-- BEGIN Extracted material --

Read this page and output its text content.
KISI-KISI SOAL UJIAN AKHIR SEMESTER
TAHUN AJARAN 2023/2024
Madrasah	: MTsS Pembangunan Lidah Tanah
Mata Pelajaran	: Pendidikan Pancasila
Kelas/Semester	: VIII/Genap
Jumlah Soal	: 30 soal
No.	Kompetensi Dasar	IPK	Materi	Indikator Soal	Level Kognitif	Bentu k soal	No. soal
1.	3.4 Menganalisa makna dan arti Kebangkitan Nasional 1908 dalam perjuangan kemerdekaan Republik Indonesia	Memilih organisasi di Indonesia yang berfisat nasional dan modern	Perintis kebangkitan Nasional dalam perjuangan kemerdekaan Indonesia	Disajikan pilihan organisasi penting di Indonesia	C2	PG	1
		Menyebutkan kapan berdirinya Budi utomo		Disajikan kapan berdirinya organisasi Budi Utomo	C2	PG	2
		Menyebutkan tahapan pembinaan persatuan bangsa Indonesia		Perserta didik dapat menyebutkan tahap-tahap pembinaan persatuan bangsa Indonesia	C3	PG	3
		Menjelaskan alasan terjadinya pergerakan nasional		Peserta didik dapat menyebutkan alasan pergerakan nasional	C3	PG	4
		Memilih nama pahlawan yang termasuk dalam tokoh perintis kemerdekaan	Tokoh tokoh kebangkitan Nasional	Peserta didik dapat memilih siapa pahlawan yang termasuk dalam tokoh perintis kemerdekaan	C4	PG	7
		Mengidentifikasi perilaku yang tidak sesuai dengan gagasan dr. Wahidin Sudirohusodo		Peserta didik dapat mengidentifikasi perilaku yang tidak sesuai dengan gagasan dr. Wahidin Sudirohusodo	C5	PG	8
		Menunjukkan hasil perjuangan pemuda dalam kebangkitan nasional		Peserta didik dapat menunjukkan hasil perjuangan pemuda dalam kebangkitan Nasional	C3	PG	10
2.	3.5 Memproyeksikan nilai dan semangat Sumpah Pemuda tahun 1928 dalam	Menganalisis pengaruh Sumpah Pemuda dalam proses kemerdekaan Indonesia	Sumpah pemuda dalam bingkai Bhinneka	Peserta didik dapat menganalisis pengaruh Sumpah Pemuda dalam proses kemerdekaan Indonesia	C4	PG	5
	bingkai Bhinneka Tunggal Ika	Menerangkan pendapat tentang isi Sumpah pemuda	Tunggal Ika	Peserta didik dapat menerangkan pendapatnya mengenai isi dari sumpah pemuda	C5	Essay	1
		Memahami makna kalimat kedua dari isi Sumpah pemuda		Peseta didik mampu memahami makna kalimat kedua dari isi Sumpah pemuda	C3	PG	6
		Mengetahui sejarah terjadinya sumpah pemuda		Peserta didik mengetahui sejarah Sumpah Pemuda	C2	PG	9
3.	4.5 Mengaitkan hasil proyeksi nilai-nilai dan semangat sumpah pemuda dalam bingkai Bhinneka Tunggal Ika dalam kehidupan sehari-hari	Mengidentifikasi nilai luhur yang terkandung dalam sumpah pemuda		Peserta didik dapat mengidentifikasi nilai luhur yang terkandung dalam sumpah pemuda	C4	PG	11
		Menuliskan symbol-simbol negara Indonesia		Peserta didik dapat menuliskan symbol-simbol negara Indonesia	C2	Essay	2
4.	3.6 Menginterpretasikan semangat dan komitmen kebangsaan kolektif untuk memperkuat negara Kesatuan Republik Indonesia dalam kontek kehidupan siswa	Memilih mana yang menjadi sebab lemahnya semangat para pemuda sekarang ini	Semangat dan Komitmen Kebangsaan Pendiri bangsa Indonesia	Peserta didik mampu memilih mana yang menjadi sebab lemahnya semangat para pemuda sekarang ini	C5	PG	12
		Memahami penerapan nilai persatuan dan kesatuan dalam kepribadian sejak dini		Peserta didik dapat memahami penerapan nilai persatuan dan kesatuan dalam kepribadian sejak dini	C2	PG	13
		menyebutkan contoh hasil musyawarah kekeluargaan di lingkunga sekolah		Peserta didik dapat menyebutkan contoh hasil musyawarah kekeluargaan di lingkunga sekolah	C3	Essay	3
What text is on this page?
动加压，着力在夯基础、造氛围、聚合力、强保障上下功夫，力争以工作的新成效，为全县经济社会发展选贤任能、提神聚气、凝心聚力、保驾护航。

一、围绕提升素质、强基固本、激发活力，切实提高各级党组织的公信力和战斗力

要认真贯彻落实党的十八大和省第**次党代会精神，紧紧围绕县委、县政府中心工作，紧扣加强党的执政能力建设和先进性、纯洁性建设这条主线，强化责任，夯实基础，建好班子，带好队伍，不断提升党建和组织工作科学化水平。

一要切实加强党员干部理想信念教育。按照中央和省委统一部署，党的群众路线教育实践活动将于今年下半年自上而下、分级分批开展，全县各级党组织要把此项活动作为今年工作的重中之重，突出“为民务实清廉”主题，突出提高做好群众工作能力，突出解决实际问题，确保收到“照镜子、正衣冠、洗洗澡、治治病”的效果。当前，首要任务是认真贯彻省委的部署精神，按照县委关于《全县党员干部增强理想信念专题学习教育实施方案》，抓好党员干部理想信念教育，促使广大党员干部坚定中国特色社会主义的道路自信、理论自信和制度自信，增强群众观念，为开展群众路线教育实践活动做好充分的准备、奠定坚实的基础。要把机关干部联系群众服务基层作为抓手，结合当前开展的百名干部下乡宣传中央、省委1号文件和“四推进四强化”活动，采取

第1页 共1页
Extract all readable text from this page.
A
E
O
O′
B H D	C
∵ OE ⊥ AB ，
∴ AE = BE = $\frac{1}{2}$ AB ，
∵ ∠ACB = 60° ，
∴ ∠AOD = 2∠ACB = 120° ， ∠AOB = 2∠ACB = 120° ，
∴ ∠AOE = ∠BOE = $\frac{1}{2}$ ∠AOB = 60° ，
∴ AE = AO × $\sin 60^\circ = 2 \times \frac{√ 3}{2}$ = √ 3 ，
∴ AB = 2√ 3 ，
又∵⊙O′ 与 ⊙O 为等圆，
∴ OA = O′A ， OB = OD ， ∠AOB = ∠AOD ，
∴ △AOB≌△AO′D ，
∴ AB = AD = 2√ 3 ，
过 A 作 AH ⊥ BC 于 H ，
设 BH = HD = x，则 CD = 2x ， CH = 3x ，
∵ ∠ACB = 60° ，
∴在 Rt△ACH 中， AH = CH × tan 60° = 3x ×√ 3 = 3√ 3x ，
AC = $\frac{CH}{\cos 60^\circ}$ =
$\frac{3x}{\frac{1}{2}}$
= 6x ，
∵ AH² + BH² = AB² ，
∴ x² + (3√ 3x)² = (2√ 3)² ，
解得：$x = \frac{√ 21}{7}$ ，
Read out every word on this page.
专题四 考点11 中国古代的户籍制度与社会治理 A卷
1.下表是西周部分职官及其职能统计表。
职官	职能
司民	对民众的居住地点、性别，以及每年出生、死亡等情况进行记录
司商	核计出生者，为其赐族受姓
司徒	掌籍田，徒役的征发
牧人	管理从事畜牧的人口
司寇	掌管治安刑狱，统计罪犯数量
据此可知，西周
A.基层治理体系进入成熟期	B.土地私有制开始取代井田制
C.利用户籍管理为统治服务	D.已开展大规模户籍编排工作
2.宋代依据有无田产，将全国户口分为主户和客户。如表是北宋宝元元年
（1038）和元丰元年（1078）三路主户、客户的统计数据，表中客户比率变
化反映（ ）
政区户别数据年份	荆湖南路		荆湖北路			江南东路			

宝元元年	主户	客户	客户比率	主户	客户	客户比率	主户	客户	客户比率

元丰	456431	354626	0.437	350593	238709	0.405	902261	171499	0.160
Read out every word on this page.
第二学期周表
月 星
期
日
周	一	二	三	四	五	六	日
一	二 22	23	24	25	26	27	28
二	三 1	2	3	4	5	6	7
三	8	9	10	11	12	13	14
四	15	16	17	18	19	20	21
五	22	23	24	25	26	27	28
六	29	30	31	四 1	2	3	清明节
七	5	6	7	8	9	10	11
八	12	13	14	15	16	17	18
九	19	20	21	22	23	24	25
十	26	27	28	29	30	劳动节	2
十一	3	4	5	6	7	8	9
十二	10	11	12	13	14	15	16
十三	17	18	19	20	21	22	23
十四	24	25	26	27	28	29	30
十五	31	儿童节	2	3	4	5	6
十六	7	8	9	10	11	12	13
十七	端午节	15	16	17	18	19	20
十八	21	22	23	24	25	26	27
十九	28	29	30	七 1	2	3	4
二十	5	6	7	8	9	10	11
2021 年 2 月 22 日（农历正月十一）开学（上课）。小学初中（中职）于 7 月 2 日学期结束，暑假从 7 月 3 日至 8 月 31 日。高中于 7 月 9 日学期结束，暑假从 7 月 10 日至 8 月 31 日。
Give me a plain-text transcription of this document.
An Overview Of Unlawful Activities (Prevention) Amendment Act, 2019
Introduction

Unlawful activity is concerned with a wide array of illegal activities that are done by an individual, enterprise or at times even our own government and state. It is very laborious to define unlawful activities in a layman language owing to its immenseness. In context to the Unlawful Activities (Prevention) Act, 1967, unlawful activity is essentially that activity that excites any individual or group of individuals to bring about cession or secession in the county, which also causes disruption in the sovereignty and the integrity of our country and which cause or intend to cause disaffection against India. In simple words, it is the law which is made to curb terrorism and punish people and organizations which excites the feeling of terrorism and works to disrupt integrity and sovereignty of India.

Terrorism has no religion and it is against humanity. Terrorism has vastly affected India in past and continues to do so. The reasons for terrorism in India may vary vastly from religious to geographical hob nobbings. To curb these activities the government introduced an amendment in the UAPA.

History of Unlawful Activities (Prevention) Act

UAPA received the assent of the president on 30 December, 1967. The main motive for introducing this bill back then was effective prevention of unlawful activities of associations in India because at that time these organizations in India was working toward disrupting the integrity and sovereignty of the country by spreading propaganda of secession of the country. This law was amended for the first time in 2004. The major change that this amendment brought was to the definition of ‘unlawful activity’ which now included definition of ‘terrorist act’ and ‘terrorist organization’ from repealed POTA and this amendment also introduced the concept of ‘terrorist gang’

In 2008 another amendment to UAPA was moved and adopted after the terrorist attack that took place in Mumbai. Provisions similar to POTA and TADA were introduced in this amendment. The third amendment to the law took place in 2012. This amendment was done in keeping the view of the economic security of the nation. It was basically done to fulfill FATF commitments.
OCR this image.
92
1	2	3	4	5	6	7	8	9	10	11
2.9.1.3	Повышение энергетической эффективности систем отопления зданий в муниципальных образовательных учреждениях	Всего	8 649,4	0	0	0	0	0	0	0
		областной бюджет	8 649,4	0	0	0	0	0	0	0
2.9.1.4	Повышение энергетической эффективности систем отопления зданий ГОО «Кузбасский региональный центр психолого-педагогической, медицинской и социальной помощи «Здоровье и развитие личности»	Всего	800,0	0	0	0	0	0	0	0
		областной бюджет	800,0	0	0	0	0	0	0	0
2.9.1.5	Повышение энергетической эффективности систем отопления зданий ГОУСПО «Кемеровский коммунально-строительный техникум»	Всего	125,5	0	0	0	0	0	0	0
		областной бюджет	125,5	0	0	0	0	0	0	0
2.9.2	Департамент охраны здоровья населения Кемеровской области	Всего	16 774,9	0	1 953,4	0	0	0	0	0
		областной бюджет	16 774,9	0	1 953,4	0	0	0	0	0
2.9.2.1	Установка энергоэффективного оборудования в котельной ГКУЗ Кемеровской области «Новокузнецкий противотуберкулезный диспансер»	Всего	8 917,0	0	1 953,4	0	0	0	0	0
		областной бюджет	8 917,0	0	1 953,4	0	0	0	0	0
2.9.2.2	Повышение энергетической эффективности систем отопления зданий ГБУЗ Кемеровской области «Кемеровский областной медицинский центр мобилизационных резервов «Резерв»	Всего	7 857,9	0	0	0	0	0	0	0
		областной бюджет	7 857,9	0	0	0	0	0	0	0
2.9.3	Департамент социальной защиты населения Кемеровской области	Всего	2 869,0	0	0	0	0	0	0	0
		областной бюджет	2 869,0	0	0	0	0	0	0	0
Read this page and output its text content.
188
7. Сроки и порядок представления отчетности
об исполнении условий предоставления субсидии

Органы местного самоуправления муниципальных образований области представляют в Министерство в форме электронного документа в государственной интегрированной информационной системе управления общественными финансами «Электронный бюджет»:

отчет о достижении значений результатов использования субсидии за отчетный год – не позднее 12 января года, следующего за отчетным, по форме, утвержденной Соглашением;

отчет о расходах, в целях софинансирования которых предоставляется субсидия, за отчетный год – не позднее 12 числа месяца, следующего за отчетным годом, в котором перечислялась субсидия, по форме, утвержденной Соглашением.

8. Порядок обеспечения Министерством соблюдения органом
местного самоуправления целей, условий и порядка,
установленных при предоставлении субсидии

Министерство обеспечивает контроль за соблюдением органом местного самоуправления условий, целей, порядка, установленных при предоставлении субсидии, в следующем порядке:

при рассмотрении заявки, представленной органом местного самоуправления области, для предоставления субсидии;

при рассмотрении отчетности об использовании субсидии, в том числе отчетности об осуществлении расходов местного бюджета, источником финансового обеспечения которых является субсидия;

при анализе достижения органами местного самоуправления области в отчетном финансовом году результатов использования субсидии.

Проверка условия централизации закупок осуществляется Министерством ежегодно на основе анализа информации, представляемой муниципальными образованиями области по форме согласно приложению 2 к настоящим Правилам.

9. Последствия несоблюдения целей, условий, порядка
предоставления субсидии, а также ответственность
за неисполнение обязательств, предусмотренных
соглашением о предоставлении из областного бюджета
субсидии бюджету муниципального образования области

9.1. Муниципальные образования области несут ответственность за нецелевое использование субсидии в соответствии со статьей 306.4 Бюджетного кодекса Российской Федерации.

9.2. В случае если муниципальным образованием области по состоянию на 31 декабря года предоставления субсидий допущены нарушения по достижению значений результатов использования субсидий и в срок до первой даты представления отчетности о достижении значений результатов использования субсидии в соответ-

-- END Extracted material --

What you should do: Go through the records and show every line with the string "форме" in it.

Written response:
Органы местного самоуправления муниципальных образований области представляют в Министерство в форме электронного документа в государственной интегрированной информационной системе управления общественными финансами «Электронный бюджет»:
отчет о достижении значений результатов использования субсидии за отчетный год – не позднее 12 января года, следующего за отчетным, по форме, утвержденной Соглашением;
отчет о расходах, в целях софинансирования которых предоставляется субсидия, за отчетный год – не позднее 12 числа месяца, следующего за отчетным годом, в котором перечислялась субсидия, по форме, утвержденной Соглашением.
Проверка условия централизации закупок осуществляется Министерством ежегодно на основе анализа информации, представляемой муниципальными образованиями области по форме согласно приложению 2 к настоящим Правилам.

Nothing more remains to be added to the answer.